(Stored data)
○ ○ ○ ○ ○ ○ ○

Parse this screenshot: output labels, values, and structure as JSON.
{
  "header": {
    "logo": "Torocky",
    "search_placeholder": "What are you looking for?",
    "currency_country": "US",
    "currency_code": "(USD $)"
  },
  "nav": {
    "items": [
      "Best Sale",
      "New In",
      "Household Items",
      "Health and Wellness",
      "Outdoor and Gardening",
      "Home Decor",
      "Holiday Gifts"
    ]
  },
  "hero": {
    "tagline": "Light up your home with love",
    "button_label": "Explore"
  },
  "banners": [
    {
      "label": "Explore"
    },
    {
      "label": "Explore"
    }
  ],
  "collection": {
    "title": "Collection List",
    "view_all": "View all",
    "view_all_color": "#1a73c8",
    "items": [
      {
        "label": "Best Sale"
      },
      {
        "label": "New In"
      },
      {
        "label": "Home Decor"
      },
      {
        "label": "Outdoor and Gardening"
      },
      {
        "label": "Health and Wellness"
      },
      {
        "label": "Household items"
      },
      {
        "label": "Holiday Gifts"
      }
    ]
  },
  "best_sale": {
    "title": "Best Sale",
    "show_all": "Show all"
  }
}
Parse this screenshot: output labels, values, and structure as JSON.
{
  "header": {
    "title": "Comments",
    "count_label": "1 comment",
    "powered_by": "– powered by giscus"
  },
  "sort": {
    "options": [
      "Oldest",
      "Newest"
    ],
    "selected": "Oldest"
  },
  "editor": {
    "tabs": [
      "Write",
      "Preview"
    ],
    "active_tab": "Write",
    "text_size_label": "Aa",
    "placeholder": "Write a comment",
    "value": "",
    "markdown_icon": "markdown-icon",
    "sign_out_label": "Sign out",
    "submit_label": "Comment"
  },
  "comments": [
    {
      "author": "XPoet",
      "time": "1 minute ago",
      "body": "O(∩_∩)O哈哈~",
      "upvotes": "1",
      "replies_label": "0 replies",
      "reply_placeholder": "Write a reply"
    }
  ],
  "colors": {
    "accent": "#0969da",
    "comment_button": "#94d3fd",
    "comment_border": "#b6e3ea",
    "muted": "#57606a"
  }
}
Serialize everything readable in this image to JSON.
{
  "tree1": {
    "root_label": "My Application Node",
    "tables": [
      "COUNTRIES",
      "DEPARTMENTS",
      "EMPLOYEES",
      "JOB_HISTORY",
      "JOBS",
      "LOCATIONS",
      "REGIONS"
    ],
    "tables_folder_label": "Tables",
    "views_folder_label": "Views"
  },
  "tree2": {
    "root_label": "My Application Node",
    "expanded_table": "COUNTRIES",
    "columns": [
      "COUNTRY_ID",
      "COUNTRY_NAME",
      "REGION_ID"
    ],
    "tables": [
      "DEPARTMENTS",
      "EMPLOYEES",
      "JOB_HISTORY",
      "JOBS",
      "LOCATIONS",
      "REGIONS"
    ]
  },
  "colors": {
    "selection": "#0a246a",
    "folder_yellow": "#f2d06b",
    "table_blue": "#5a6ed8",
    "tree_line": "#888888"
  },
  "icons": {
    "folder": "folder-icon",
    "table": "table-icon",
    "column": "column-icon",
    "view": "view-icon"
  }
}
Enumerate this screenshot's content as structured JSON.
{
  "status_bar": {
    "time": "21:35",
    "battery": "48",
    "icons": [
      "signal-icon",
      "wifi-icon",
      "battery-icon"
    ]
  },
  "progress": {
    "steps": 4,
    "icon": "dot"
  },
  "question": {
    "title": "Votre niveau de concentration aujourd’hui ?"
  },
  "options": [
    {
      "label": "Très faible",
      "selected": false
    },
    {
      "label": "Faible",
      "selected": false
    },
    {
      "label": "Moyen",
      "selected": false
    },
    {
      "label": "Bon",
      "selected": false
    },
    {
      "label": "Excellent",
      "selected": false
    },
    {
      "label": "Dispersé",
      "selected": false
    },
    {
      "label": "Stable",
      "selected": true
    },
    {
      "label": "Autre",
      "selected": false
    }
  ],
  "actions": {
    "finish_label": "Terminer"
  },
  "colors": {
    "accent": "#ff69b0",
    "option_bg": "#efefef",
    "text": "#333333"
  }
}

○ ○ ○ ○ ○ ○ ○

> Stated problem
List each line of the entries that holds the string "Write".

> Solution to this exercise
      "Write",
    "active_tab": "Write",
    "placeholder": "Write a comment",
      "reply_placeholder": "Write a reply"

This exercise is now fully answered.